YOUR OBJECTIVE: Every line below should be copied exactly; drop the pictures.

(Dataset entries)
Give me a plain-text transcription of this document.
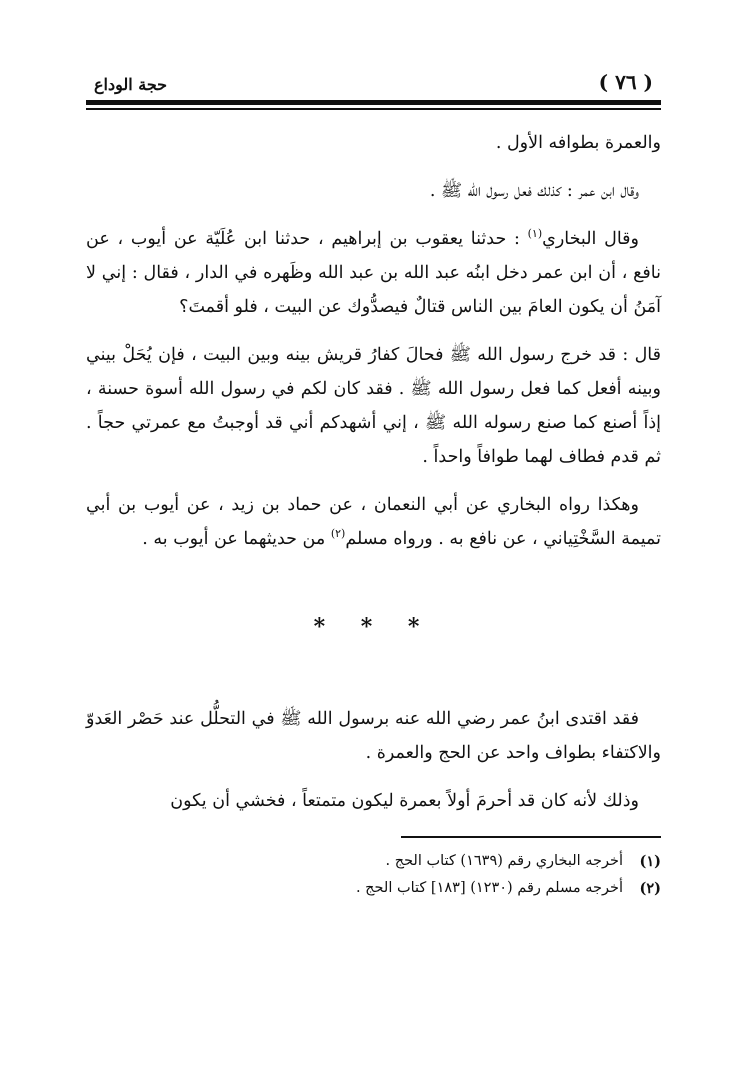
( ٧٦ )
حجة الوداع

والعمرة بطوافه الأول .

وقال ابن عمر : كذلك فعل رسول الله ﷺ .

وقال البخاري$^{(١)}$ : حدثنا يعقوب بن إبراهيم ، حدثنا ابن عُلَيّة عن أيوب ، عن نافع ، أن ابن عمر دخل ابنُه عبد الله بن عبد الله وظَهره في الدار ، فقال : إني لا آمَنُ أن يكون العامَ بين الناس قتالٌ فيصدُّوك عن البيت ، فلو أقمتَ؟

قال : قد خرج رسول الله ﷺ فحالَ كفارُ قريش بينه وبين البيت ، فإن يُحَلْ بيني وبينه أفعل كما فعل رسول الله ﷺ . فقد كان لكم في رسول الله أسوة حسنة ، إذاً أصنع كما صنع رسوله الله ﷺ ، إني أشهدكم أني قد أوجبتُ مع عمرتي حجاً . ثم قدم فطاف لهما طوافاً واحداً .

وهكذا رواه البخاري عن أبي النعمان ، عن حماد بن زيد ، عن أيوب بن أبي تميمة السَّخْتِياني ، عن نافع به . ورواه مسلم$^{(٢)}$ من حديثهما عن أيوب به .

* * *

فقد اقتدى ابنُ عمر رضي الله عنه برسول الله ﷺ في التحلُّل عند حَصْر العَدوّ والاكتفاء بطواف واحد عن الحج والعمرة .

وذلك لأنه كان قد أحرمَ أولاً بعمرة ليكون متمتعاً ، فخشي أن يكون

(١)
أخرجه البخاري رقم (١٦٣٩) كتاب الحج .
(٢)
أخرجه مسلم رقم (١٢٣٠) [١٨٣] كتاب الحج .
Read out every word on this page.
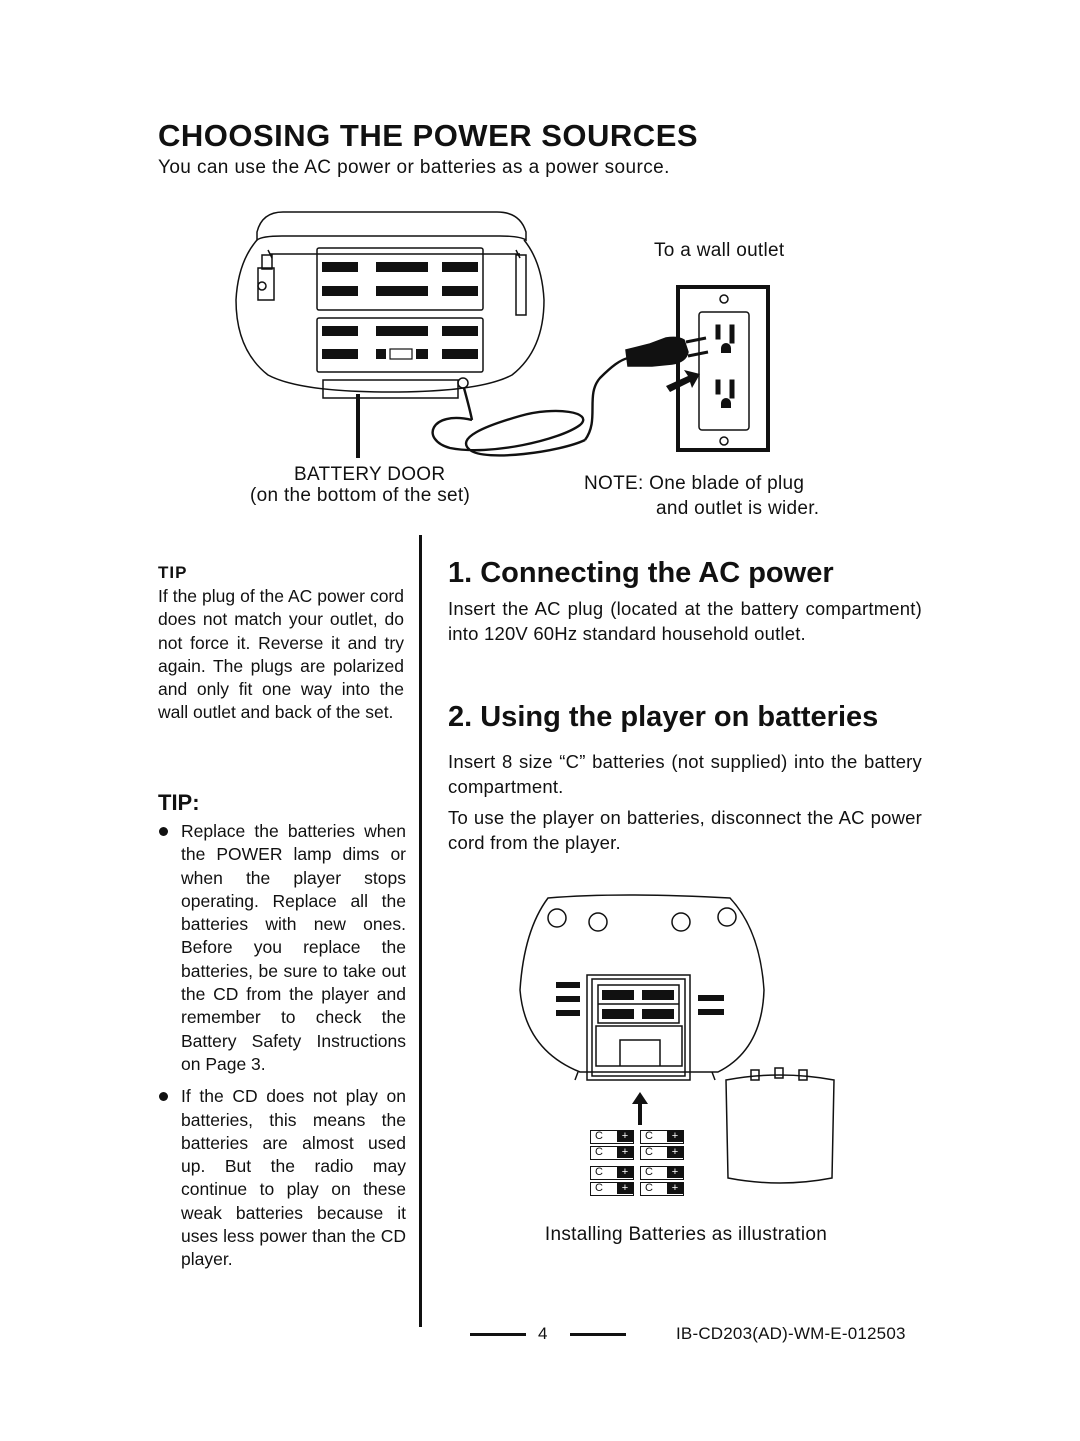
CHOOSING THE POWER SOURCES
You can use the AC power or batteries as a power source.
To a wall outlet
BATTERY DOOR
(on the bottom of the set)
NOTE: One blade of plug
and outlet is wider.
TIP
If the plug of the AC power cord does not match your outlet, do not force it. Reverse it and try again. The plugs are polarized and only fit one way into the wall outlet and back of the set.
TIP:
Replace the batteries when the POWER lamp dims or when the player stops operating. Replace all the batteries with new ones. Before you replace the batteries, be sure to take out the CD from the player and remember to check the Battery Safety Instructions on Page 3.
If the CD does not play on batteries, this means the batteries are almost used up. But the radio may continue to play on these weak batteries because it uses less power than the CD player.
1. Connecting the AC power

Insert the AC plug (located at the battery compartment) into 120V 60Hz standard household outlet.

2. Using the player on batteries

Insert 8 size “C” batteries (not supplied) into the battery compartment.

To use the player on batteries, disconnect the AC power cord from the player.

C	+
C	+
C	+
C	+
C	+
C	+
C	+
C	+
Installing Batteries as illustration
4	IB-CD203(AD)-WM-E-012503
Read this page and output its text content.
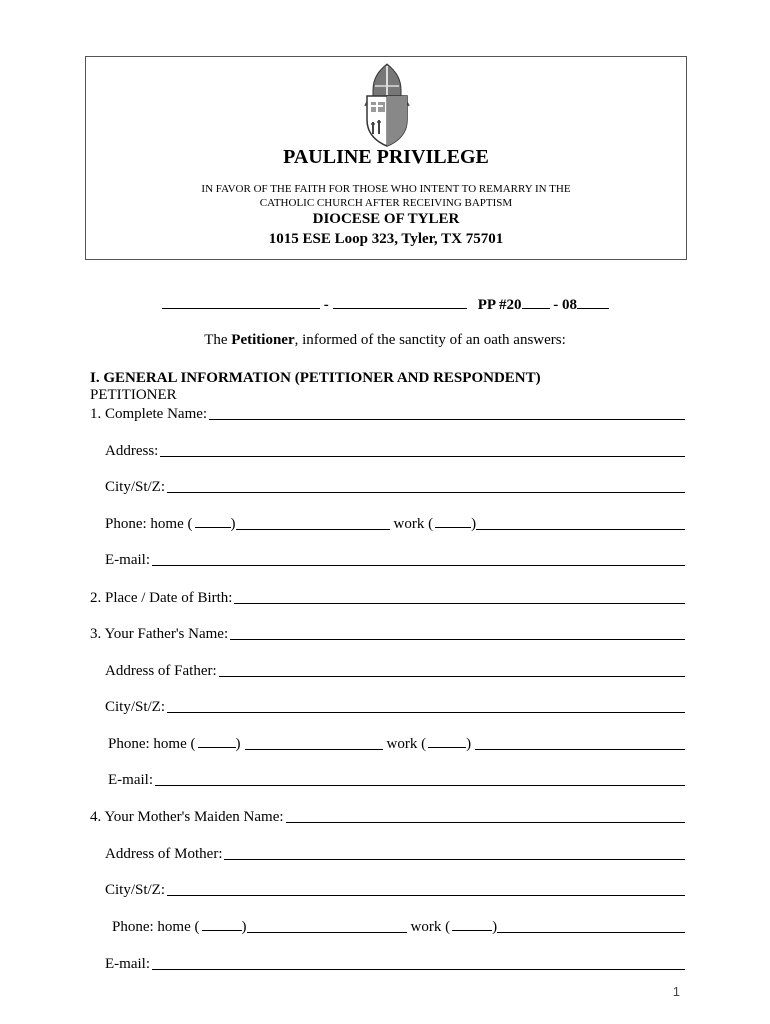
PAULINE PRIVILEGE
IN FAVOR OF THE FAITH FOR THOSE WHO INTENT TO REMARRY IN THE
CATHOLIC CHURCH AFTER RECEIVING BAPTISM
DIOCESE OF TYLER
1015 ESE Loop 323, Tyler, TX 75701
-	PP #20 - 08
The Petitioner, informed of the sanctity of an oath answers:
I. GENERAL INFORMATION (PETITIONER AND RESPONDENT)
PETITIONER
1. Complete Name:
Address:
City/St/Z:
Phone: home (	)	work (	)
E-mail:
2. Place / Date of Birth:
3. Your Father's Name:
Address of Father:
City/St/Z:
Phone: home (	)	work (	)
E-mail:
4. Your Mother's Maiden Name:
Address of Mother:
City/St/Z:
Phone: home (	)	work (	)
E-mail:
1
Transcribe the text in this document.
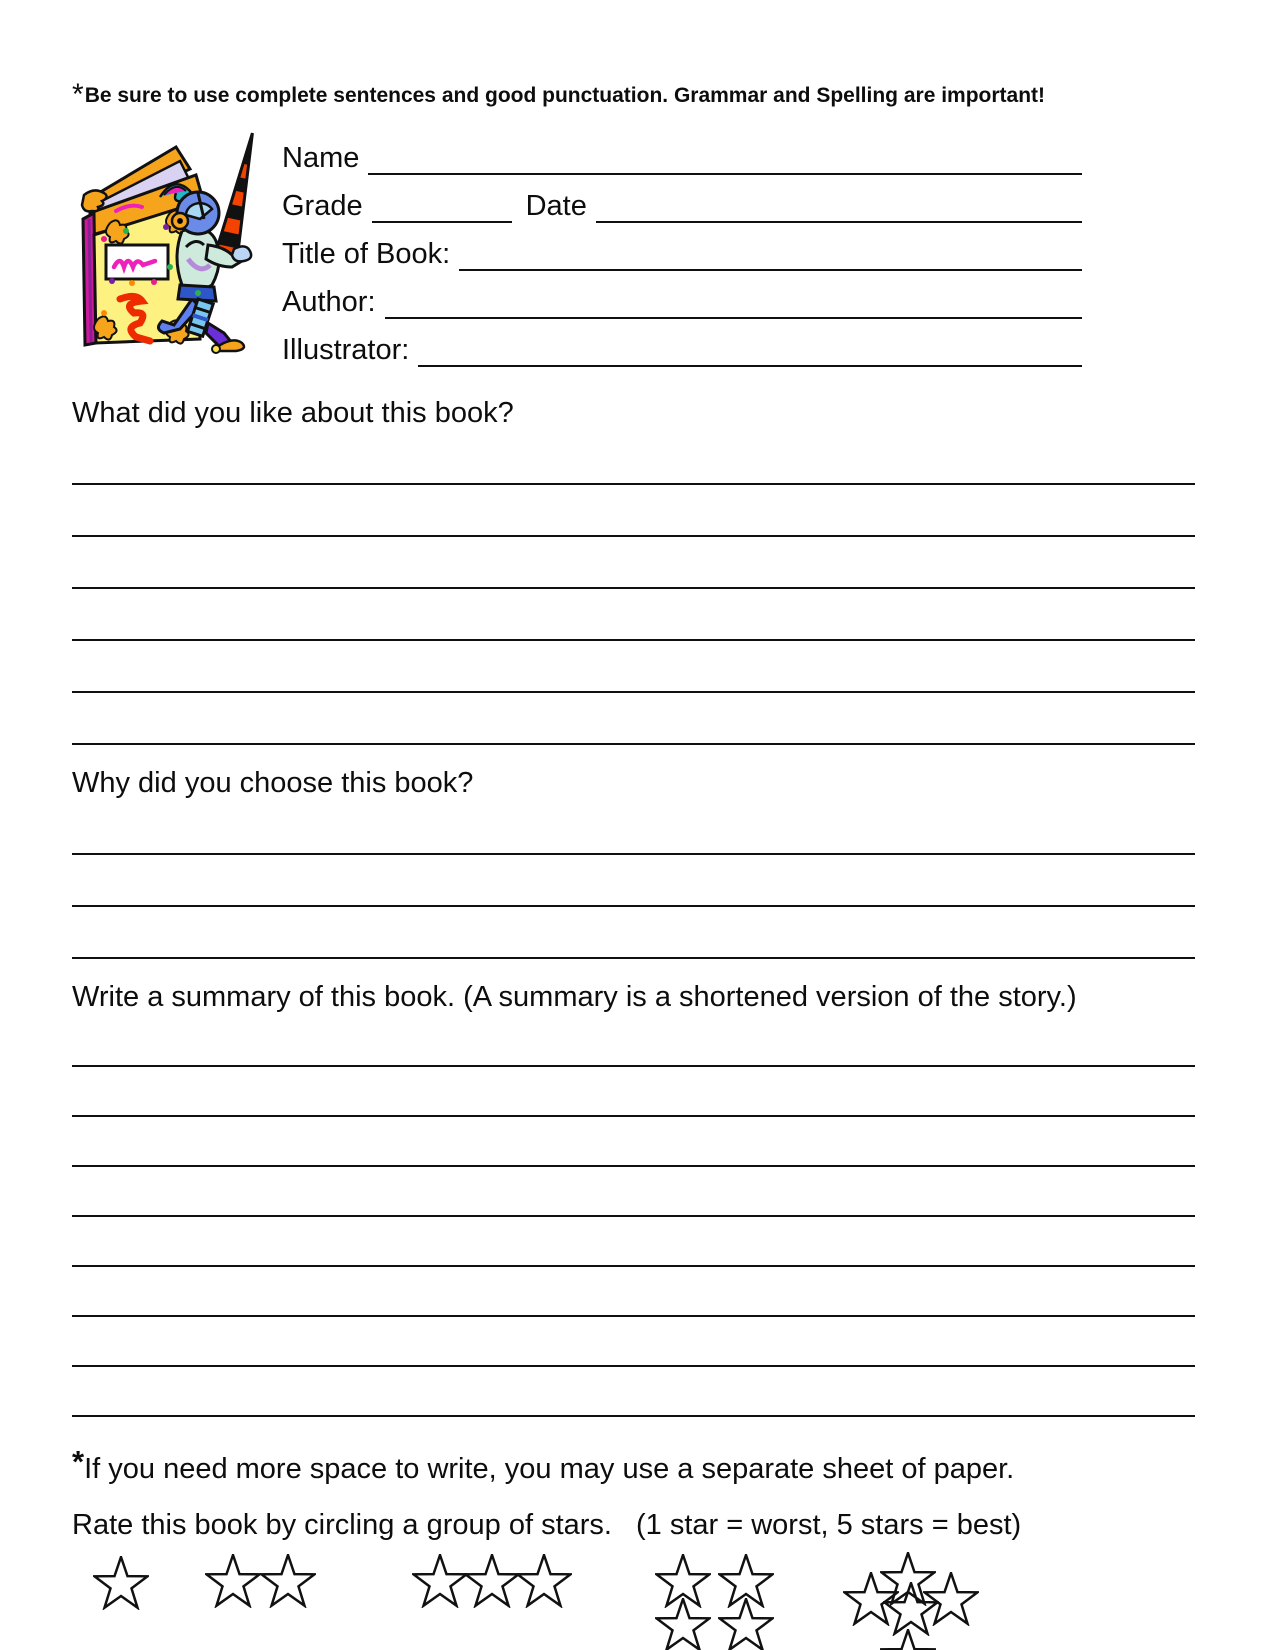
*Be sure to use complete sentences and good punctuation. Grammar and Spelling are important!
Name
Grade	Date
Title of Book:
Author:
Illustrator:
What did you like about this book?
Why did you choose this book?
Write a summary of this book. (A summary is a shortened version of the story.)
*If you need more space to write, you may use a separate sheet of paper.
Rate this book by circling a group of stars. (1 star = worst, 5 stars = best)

RESPONSE:
Give me a plain-text transcription of this document.
( ٧٦ )
حجة الوداع

والعمرة بطوافه الأول .

وقال ابن عمر : كذلك فعل رسول الله ﷺ .

وقال البخاري$^{(١)}$ : حدثنا يعقوب بن إبراهيم ، حدثنا ابن عُلَيّة عن أيوب ، عن نافع ، أن ابن عمر دخل ابنُه عبد الله بن عبد الله وظَهره في الدار ، فقال : إني لا آمَنُ أن يكون العامَ بين الناس قتالٌ فيصدُّوك عن البيت ، فلو أقمتَ؟

قال : قد خرج رسول الله ﷺ فحالَ كفارُ قريش بينه وبين البيت ، فإن يُحَلْ بيني وبينه أفعل كما فعل رسول الله ﷺ . فقد كان لكم في رسول الله أسوة حسنة ، إذاً أصنع كما صنع رسوله الله ﷺ ، إني أشهدكم أني قد أوجبتُ مع عمرتي حجاً . ثم قدم فطاف لهما طوافاً واحداً .

وهكذا رواه البخاري عن أبي النعمان ، عن حماد بن زيد ، عن أيوب بن أبي تميمة السَّخْتِياني ، عن نافع به . ورواه مسلم$^{(٢)}$ من حديثهما عن أيوب به .

* * *

فقد اقتدى ابنُ عمر رضي الله عنه برسول الله ﷺ في التحلُّل عند حَصْر العَدوّ والاكتفاء بطواف واحد عن الحج والعمرة .

وذلك لأنه كان قد أحرمَ أولاً بعمرة ليكون متمتعاً ، فخشي أن يكون

(١)
أخرجه البخاري رقم (١٦٣٩) كتاب الحج .
(٢)
أخرجه مسلم رقم (١٢٣٠) [١٨٣] كتاب الحج .
Read out every word on this page.
CHOOSING THE POWER SOURCES
You can use the AC power or batteries as a power source.
To a wall outlet
BATTERY DOOR
(on the bottom of the set)
NOTE: One blade of plug
and outlet is wider.
TIP
If the plug of the AC power cord does not match your outlet, do not force it. Reverse it and try again. The plugs are polarized and only fit one way into the wall outlet and back of the set.
TIP:
Replace the batteries when the POWER lamp dims or when the player stops operating. Replace all the batteries with new ones. Before you replace the batteries, be sure to take out the CD from the player and remember to check the Battery Safety Instructions on Page 3.
If the CD does not play on batteries, this means the batteries are almost used up. But the radio may continue to play on these weak batteries because it uses less power than the CD player.
1. Connecting the AC power

Insert the AC plug (located at the battery compartment) into 120V 60Hz standard household outlet.

2. Using the player on batteries

Insert 8 size “C” batteries (not supplied) into the battery compartment.

To use the player on batteries, disconnect the AC power cord from the player.

C	+
C	+
C	+
C	+
C	+
C	+
C	+
C	+
Installing Batteries as illustration
4	IB-CD203(AD)-WM-E-012503
Read this page and output its text content.
PAULINE PRIVILEGE
IN FAVOR OF THE FAITH FOR THOSE WHO INTENT TO REMARRY IN THE
CATHOLIC CHURCH AFTER RECEIVING BAPTISM
DIOCESE OF TYLER
1015 ESE Loop 323, Tyler, TX 75701
-	PP #20 - 08
The Petitioner, informed of the sanctity of an oath answers:
I. GENERAL INFORMATION (PETITIONER AND RESPONDENT)
PETITIONER
1. Complete Name:
Address:
City/St/Z:
Phone: home (	)	work (	)
E-mail:
2. Place / Date of Birth:
3. Your Father's Name:
Address of Father:
City/St/Z:
Phone: home (	)	work (	)
E-mail:
4. Your Mother's Maiden Name:
Address of Mother:
City/St/Z:
Phone: home (	)	work (	)
E-mail:
1
Transcribe the text in this document.
*Be sure to use complete sentences and good punctuation. Grammar and Spelling are important!
Name
Grade	Date
Title of Book:
Author:
Illustrator:
What did you like about this book?
Why did you choose this book?
Write a summary of this book. (A summary is a shortened version of the story.)
*If you need more space to write, you may use a separate sheet of paper.
Rate this book by circling a group of stars. (1 star = worst, 5 stars = best)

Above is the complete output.